Every line of the records must be repeated exactly; pictures stay out.

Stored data

** start **

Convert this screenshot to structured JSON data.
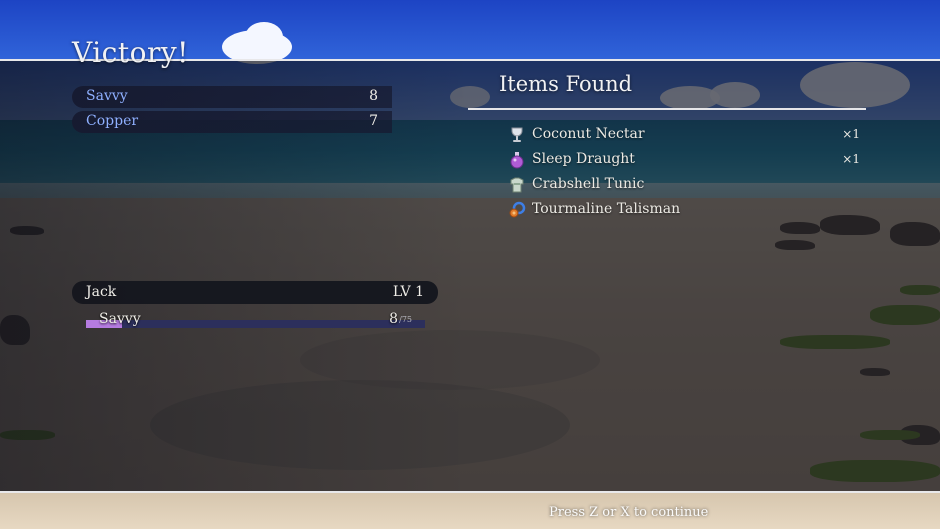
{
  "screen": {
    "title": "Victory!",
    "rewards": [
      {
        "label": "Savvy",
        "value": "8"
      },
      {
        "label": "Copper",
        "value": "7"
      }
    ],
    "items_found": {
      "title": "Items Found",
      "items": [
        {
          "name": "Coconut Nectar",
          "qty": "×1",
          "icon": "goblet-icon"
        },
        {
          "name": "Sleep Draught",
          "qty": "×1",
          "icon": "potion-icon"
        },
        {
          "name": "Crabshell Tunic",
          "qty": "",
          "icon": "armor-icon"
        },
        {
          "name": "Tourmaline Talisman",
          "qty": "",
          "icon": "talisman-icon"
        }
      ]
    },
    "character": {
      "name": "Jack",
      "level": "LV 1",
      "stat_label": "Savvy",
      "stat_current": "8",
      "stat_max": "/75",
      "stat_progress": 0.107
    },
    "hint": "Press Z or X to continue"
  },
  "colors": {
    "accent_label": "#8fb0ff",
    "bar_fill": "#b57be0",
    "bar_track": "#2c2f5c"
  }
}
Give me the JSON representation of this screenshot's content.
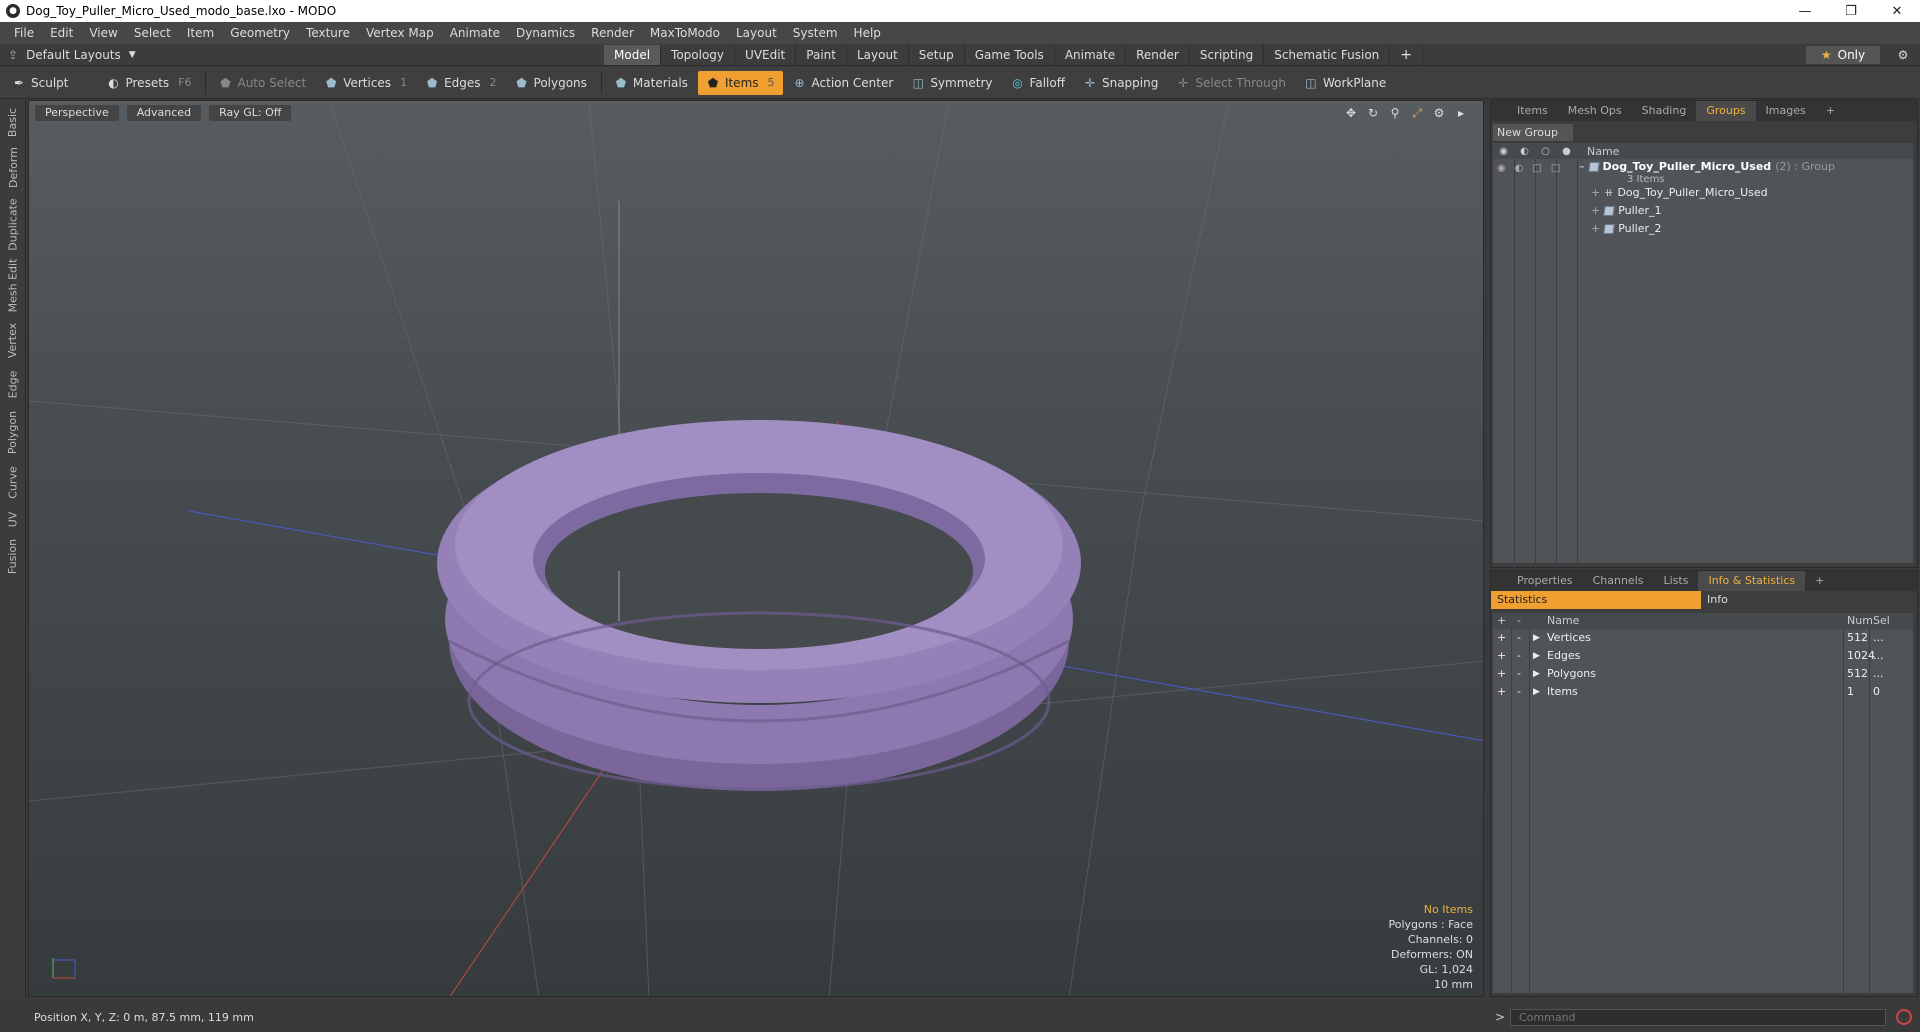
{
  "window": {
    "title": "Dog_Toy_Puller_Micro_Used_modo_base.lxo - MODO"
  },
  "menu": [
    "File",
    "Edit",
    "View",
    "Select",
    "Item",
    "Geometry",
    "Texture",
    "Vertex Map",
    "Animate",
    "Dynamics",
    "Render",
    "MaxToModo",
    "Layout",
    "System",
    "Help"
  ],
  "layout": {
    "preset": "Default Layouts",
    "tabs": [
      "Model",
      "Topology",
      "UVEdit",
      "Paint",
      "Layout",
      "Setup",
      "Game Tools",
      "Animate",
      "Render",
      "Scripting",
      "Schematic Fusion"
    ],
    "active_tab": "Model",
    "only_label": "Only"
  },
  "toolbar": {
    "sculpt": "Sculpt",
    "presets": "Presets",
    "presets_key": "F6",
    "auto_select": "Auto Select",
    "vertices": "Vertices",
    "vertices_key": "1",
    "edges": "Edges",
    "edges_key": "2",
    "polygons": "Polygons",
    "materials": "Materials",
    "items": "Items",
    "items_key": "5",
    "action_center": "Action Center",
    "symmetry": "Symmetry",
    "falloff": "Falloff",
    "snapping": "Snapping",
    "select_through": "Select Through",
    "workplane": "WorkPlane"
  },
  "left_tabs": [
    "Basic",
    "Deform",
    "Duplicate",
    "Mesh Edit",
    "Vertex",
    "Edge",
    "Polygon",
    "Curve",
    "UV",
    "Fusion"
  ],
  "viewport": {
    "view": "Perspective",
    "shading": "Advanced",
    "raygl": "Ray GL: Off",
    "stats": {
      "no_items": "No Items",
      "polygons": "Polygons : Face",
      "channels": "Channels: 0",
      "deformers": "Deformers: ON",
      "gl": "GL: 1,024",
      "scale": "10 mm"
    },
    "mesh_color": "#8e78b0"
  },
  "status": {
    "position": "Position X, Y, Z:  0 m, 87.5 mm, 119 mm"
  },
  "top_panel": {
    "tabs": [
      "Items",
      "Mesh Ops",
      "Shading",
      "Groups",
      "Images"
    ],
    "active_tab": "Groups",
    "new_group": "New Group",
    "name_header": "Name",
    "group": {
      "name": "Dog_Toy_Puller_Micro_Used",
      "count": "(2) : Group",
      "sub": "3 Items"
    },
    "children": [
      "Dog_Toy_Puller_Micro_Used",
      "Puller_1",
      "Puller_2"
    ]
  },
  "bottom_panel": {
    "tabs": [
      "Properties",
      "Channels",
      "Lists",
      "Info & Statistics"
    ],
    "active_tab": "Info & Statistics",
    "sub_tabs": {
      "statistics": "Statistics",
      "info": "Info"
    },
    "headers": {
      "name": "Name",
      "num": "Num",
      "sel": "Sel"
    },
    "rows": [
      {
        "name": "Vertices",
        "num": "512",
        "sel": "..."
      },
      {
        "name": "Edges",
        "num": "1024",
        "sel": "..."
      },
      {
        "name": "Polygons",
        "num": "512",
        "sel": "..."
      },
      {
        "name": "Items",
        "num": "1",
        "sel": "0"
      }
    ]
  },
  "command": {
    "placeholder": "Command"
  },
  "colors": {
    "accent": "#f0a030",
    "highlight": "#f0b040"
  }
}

** end **

**Exercise result**
Convert this screenshot to structured JSON data.
{
  "screen": {
    "title": "Victory!",
    "rewards": [
      {
        "label": "Savvy",
        "value": "8"
      },
      {
        "label": "Copper",
        "value": "7"
      }
    ],
    "items_found": {
      "title": "Items Found",
      "items": [
        {
          "name": "Coconut Nectar",
          "qty": "×1",
          "icon": "goblet-icon"
        },
        {
          "name": "Sleep Draught",
          "qty": "×1",
          "icon": "potion-icon"
        },
        {
          "name": "Crabshell Tunic",
          "qty": "",
          "icon": "armor-icon"
        },
        {
          "name": "Tourmaline Talisman",
          "qty": "",
          "icon": "talisman-icon"
        }
      ]
    },
    "character": {
      "name": "Jack",
      "level": "LV 1",
      "stat_label": "Savvy",
      "stat_current": "8",
      "stat_max": "/75",
      "stat_progress": 0.107
    },
    "hint": "Press Z or X to continue"
  },
  "colors": {
    "accent_label": "#8fb0ff",
    "bar_fill": "#b57be0",
    "bar_track": "#2c2f5c"
  }
}
Give me the JSON representation of this screenshot's content.
{
  "window": {
    "title": "Dog_Toy_Puller_Micro_Used_modo_base.lxo - MODO"
  },
  "menu": [
    "File",
    "Edit",
    "View",
    "Select",
    "Item",
    "Geometry",
    "Texture",
    "Vertex Map",
    "Animate",
    "Dynamics",
    "Render",
    "MaxToModo",
    "Layout",
    "System",
    "Help"
  ],
  "layout": {
    "preset": "Default Layouts",
    "tabs": [
      "Model",
      "Topology",
      "UVEdit",
      "Paint",
      "Layout",
      "Setup",
      "Game Tools",
      "Animate",
      "Render",
      "Scripting",
      "Schematic Fusion"
    ],
    "active_tab": "Model",
    "only_label": "Only"
  },
  "toolbar": {
    "sculpt": "Sculpt",
    "presets": "Presets",
    "presets_key": "F6",
    "auto_select": "Auto Select",
    "vertices": "Vertices",
    "vertices_key": "1",
    "edges": "Edges",
    "edges_key": "2",
    "polygons": "Polygons",
    "materials": "Materials",
    "items": "Items",
    "items_key": "5",
    "action_center": "Action Center",
    "symmetry": "Symmetry",
    "falloff": "Falloff",
    "snapping": "Snapping",
    "select_through": "Select Through",
    "workplane": "WorkPlane"
  },
  "left_tabs": [
    "Basic",
    "Deform",
    "Duplicate",
    "Mesh Edit",
    "Vertex",
    "Edge",
    "Polygon",
    "Curve",
    "UV",
    "Fusion"
  ],
  "viewport": {
    "view": "Perspective",
    "shading": "Advanced",
    "raygl": "Ray GL: Off",
    "stats": {
      "no_items": "No Items",
      "polygons": "Polygons : Face",
      "channels": "Channels: 0",
      "deformers": "Deformers: ON",
      "gl": "GL: 1,024",
      "scale": "10 mm"
    },
    "mesh_color": "#8e78b0"
  },
  "status": {
    "position": "Position X, Y, Z:  0 m, 87.5 mm, 119 mm"
  },
  "top_panel": {
    "tabs": [
      "Items",
      "Mesh Ops",
      "Shading",
      "Groups",
      "Images"
    ],
    "active_tab": "Groups",
    "new_group": "New Group",
    "name_header": "Name",
    "group": {
      "name": "Dog_Toy_Puller_Micro_Used",
      "count": "(2) : Group",
      "sub": "3 Items"
    },
    "children": [
      "Dog_Toy_Puller_Micro_Used",
      "Puller_1",
      "Puller_2"
    ]
  },
  "bottom_panel": {
    "tabs": [
      "Properties",
      "Channels",
      "Lists",
      "Info & Statistics"
    ],
    "active_tab": "Info & Statistics",
    "sub_tabs": {
      "statistics": "Statistics",
      "info": "Info"
    },
    "headers": {
      "name": "Name",
      "num": "Num",
      "sel": "Sel"
    },
    "rows": [
      {
        "name": "Vertices",
        "num": "512",
        "sel": "..."
      },
      {
        "name": "Edges",
        "num": "1024",
        "sel": "..."
      },
      {
        "name": "Polygons",
        "num": "512",
        "sel": "..."
      },
      {
        "name": "Items",
        "num": "1",
        "sel": "0"
      }
    ]
  },
  "command": {
    "placeholder": "Command"
  },
  "colors": {
    "accent": "#f0a030",
    "highlight": "#f0b040"
  }
}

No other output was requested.